Find every line with the word "Renouf". Copy those lines.

Saved entries:
======

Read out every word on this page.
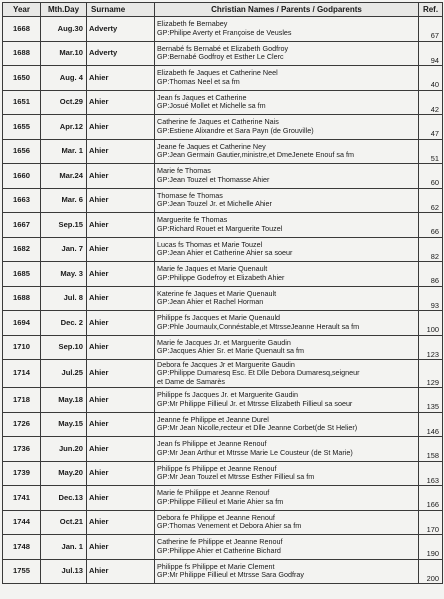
Year	Mth.Day	Surname	Christian Names / Parents / Godparents	Ref.
1668	Aug.30	Adverty	Elizabeth fe Bernabey
GP:Philipe Averty et Françoise de Veusles	67
1688	Mar.10	Adverty	Bernabé fs Bernabé et Elizabeth Godfroy
GP:Bernabé Godfroy et Esther Le Clerc	94
1650	Aug. 4	Ahier	Elizabeth fe Jaques et Catherine Neel
GP:Thomas Neel et sa fm	40
1651	Oct.29	Ahier	Jean fs Jaques et Catherine
GP:Josué Mollet et Michelle sa fm	42
1655	Apr.12	Ahier	Catherine fe Jaques et Catherine Nais
GP:Estiene Alixandre et Sara Payn (de Grouville)	47
1656	Mar. 1	Ahier	Jeane fe Jaques et Catherine Ney
GP:Jean Germain Gautier,ministre,et DmeJenete Enouf sa fm	51
1660	Mar.24	Ahier	Marie fe Thomas
GP:Jean Touzel et Thomasse Ahier	60
1663	Mar. 6	Ahier	Thomase fe Thomas
GP:Jean Touzel Jr. et Michelle Ahier	62
1667	Sep.15	Ahier	Marguerite fe Thomas
GP:Richard Rouet et Marguerite Touzel	66
1682	Jan. 7	Ahier	Lucas fs Thomas et Marie Touzel
GP:Jean Ahier et Catherine Ahier sa soeur	82
1685	May. 3	Ahier	Marie fe Jaques et Marie Quenault
GP:Philippe Godefroy et Elizabeth Ahier	86
1688	Jul. 8	Ahier	Katerine fe Jaques et Marie Quenault
GP:Jean Ahier et Rachel Horman	93
1694	Dec. 2	Ahier	Philippe fs Jacques et Marie Quenauld
GP:Phle Journaulx,Connéstable,et MtrsseJeanne Herault sa fm	100
1710	Sep.10	Ahier	Marie fe Jacques Jr. et Marguerite Gaudin
GP:Jacques Ahier Sr. et Marie Quenault sa fm	123
1714	Jul.25	Ahier	Debora fe Jacques Jr et Marguerite Gaudin
GP:Philippe Dumaresq Esc. Et Dlle Debora Dumaresq,seigneur
et Dame de Samarès	129
1718	May.18	Ahier	Philippe fs Jacques Jr. et Marguerite Gaudin
GP:Mr Philippe Fillieul Jr. et Mtrsse Elizabeth Fillieul sa soeur	135
1726	May.15	Ahier	Jeanne fe Philippe et Jeanne Durel
GP:Mr Jean Nicolle,recteur et Dlle Jeanne Corbet(de St Helier)	146
1736	Jun.20	Ahier	Jean fs Philippe et Jeanne Renouf
GP:Mr Jean Arthur et Mtrsse Marie Le Cousteur (de St Marie)	158
1739	May.20	Ahier	Philippe fs Philippe et Jeanne Renouf
GP:Mr Jean Touzel et Mtrsse Esther Fillieul sa fm	163
1741	Dec.13	Ahier	Marie fe Philippe et Jeanne Renouf
GP:Philippe Fillieul et Marie Ahier sa fm	166
1744	Oct.21	Ahier	Debora fe Philippe et Jeanne Renouf
GP:Thomas Venement et Debora Ahier sa fm	170
1748	Jan. 1	Ahier	Catherine fe Philippe et Jeanne Renouf
GP:Philippe Ahier et Catherine Bichard	190
1755	Jul.13	Ahier	Philippe fs Philippe et Marie Clement
GP:Mr Philippe Fillieul et Mtrsse Sara Godfray	200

======

- Exercise solution
1736	Jun.20	Ahier	Jean fs Philippe et Jeanne Renouf
1739	May.20	Ahier	Philippe fs Philippe et Jeanne Renouf
1741	Dec.13	Ahier	Marie fe Philippe et Jeanne Renouf
1744	Oct.21	Ahier	Debora fe Philippe et Jeanne Renouf
1748	Jan. 1	Ahier	Catherine fe Philippe et Jeanne Renouf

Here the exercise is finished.